__SUPPLIED DATA__:
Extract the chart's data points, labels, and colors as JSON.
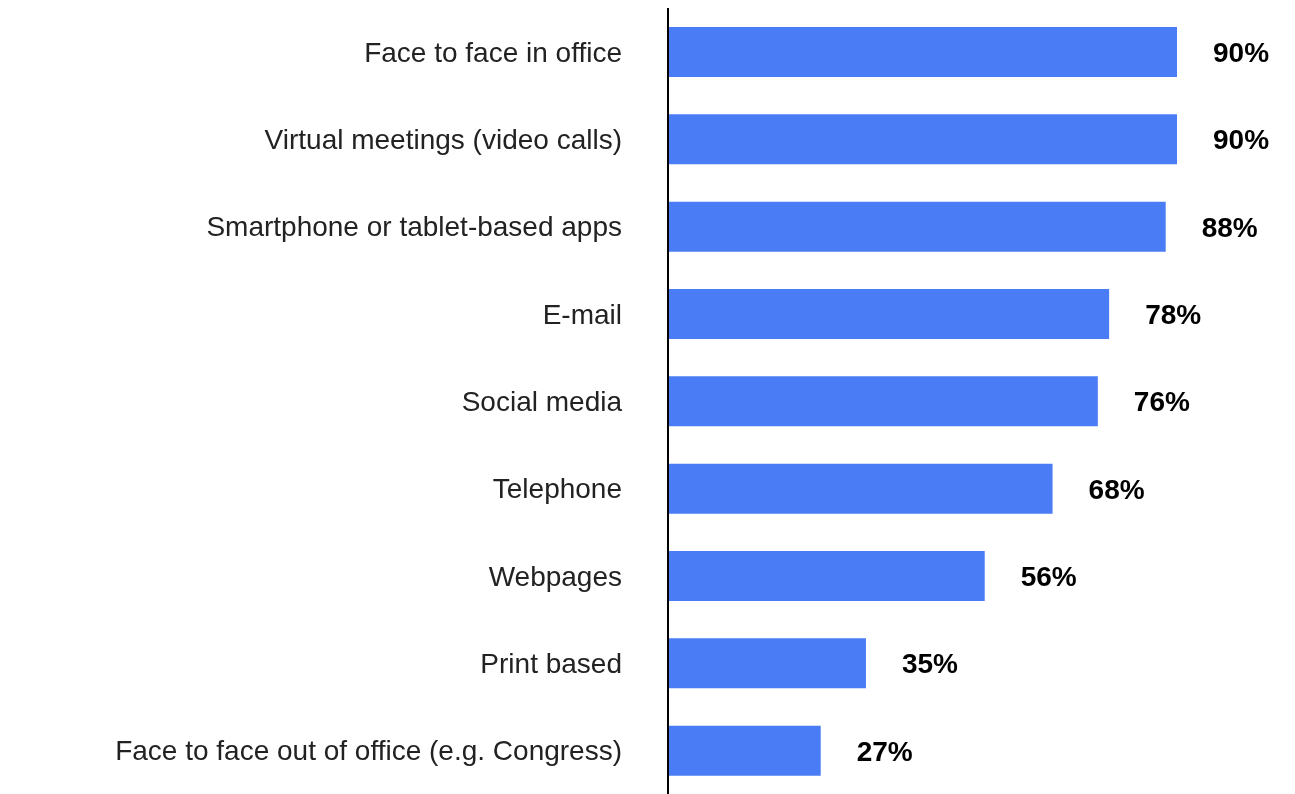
{
  "chart_data": {
    "type": "bar",
    "orientation": "horizontal",
    "categories": [
      "Face to face in office",
      "Virtual meetings (video calls)",
      "Smartphone or tablet-based apps",
      "E-mail",
      "Social media",
      "Telephone",
      "Webpages",
      "Print based",
      "Face to face out of office (e.g. Congress)"
    ],
    "values": [
      90,
      90,
      88,
      78,
      76,
      68,
      56,
      35,
      27
    ],
    "value_labels": [
      "90%",
      "90%",
      "88%",
      "78%",
      "76%",
      "68%",
      "56%",
      "35%",
      "27%"
    ],
    "color": "#4a7cf5"
  }
}
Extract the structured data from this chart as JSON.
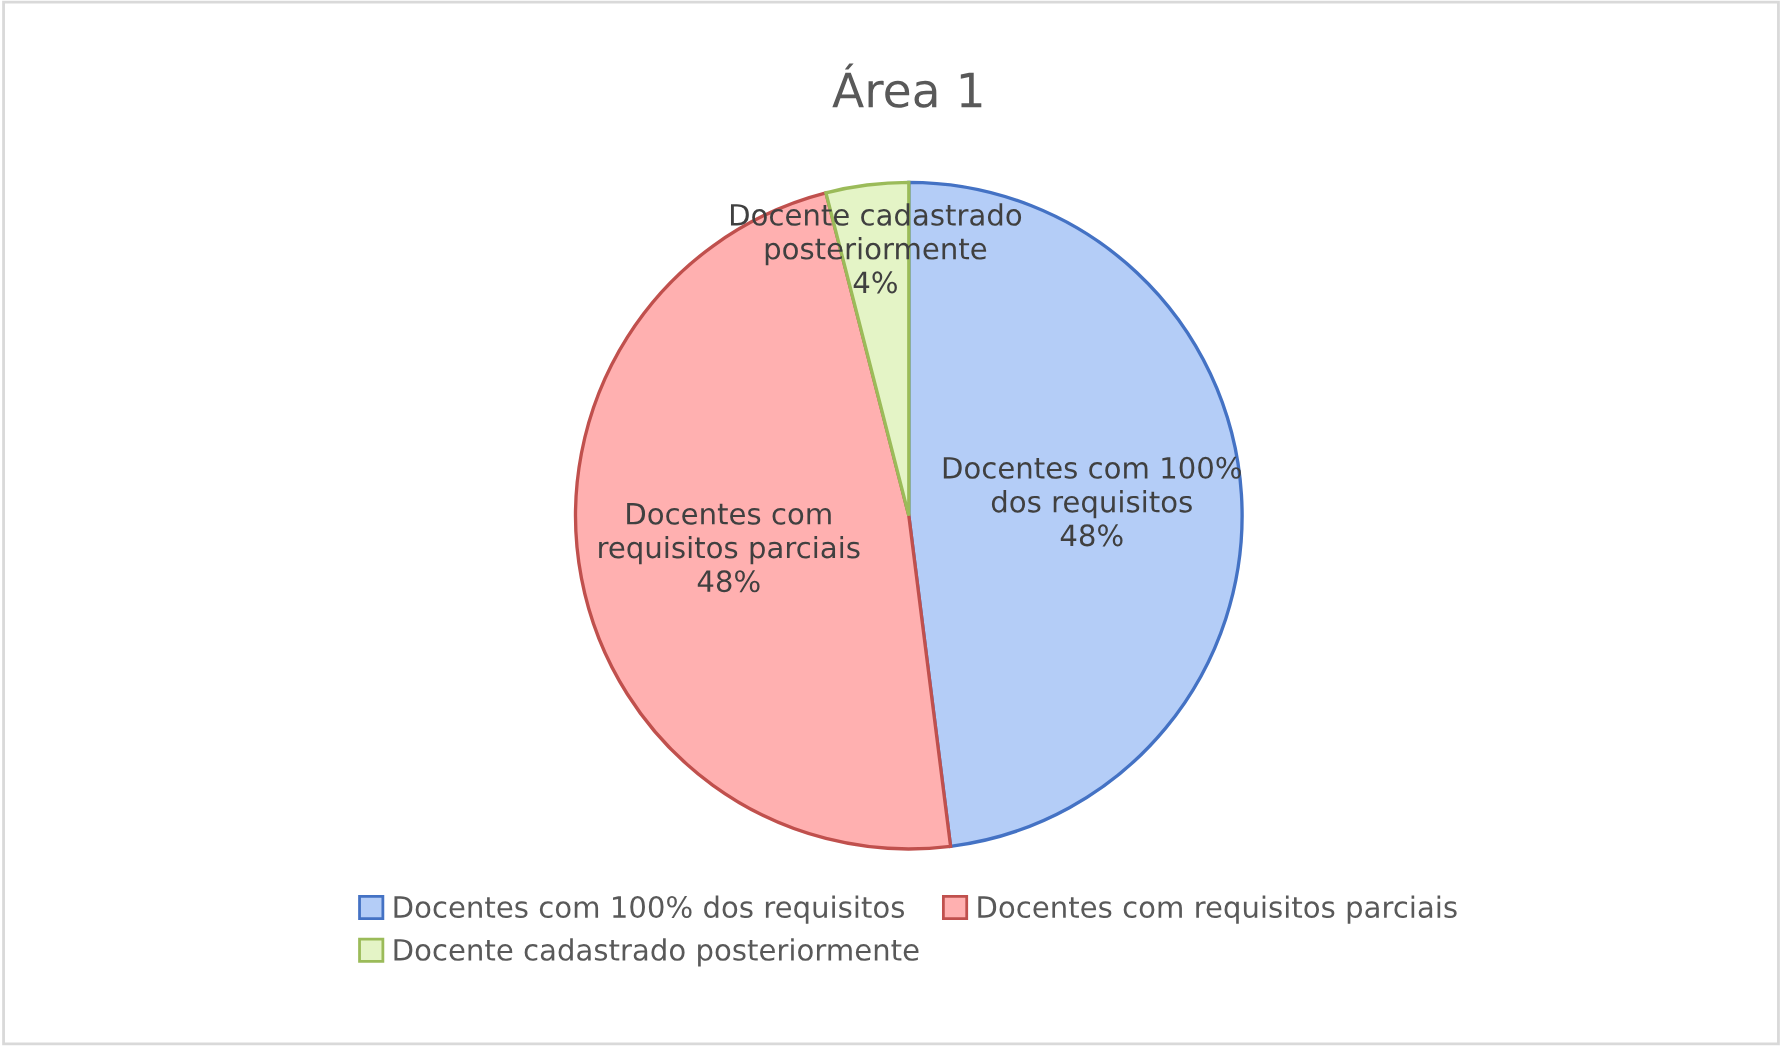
{
  "chart_data": {
    "type": "pie",
    "title": "Área 1",
    "categories": [
      "Docentes com 100% dos requisitos",
      "Docentes com requisitos parciais",
      "Docente cadastrado posteriormente"
    ],
    "values": [
      48,
      48,
      4
    ],
    "colors": [
      "#b4cdf7",
      "#ffb0b0",
      "#e4f4c6"
    ],
    "value_labels": [
      "48%",
      "48%",
      "4%"
    ],
    "legend": "bottom"
  }
}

__GIVEN REQUEST__: Find the word "Docentes" and list each line it appears in.

__TASK SOLUTION__:
      "Docentes com 100% dos requisitos",
      "Docentes com requisitos parciais",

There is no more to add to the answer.